● AIM
Look for "Enumerate this screenshot's" in the records below, then copy that line and every line after it, exactly and with nothing added.

┄┄┄┄┄┄┄┄┄┄

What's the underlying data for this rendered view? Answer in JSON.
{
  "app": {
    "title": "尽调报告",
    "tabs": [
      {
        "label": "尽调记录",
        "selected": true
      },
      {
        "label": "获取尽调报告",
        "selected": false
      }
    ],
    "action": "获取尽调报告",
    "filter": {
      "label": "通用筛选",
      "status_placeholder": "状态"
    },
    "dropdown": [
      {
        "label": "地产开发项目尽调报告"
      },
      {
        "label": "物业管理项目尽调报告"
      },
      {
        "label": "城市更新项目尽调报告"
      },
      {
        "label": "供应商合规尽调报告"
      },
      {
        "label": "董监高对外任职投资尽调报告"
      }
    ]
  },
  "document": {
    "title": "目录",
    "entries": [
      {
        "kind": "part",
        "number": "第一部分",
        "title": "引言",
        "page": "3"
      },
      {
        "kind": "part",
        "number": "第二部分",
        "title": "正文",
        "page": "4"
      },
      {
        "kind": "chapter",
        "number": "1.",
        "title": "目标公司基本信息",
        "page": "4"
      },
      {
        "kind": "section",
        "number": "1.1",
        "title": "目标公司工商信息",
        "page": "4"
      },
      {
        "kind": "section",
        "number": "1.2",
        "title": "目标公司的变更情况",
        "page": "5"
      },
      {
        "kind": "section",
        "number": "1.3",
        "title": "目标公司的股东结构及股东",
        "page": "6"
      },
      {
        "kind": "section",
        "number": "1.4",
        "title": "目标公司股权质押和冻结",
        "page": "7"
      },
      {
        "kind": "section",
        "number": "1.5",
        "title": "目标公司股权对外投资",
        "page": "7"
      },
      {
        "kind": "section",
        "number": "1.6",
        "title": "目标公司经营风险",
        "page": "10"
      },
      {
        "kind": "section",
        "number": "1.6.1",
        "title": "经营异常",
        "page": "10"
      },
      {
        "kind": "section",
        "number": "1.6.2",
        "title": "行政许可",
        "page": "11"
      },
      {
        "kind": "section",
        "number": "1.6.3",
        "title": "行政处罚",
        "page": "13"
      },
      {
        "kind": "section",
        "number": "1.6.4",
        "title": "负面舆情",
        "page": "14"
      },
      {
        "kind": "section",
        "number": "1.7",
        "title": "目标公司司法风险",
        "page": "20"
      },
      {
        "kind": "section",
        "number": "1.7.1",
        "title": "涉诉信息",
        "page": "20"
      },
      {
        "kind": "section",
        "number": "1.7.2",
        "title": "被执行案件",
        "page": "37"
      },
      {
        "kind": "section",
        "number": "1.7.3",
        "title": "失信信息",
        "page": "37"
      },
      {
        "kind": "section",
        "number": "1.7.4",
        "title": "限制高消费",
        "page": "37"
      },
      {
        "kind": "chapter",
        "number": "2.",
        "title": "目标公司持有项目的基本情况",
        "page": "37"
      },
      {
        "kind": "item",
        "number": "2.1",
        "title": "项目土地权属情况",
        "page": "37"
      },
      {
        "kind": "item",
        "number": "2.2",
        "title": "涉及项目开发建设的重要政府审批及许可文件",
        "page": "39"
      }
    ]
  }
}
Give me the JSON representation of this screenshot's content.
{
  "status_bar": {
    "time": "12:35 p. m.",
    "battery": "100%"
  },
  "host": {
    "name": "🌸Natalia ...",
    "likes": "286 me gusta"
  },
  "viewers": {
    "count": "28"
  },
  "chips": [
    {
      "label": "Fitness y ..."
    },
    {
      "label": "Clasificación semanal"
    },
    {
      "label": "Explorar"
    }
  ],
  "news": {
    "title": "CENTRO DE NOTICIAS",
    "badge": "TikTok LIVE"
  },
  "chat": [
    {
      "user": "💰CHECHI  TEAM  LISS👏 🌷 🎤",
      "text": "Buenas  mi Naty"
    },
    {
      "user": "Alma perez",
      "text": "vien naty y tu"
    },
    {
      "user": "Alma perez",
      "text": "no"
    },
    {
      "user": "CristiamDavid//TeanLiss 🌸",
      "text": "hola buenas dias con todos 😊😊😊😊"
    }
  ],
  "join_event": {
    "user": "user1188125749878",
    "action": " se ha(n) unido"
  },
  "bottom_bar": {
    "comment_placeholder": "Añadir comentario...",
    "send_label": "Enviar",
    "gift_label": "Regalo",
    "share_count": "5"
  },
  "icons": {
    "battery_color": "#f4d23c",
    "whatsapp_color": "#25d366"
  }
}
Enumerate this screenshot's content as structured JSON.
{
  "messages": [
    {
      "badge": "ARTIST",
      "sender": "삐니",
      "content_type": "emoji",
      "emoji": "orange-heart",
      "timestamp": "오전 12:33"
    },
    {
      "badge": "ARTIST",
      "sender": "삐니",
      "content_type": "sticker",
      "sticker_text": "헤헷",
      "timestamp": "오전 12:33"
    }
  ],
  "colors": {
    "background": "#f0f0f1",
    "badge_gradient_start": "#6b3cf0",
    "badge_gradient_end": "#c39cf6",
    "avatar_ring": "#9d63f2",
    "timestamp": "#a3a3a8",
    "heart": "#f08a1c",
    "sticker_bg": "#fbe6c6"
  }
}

┄┄┄┄┄┄┄┄┄┄

● COMPLETED EXERCISE
Enumerate this screenshot's content as structured JSON.
{
  "messages": [
    {
      "badge": "ARTIST",
      "sender": "삐니",
      "content_type": "emoji",
      "emoji": "orange-heart",
      "timestamp": "오전 12:33"
    },
    {
      "badge": "ARTIST",
      "sender": "삐니",
      "content_type": "sticker",
      "sticker_text": "헤헷",
      "timestamp": "오전 12:33"
    }
  ],
  "colors": {
    "background": "#f0f0f1",
    "badge_gradient_start": "#6b3cf0",
    "badge_gradient_end": "#c39cf6",
    "avatar_ring": "#9d63f2",
    "timestamp": "#a3a3a8",
    "heart": "#f08a1c",
    "sticker_bg": "#fbe6c6"
  }
}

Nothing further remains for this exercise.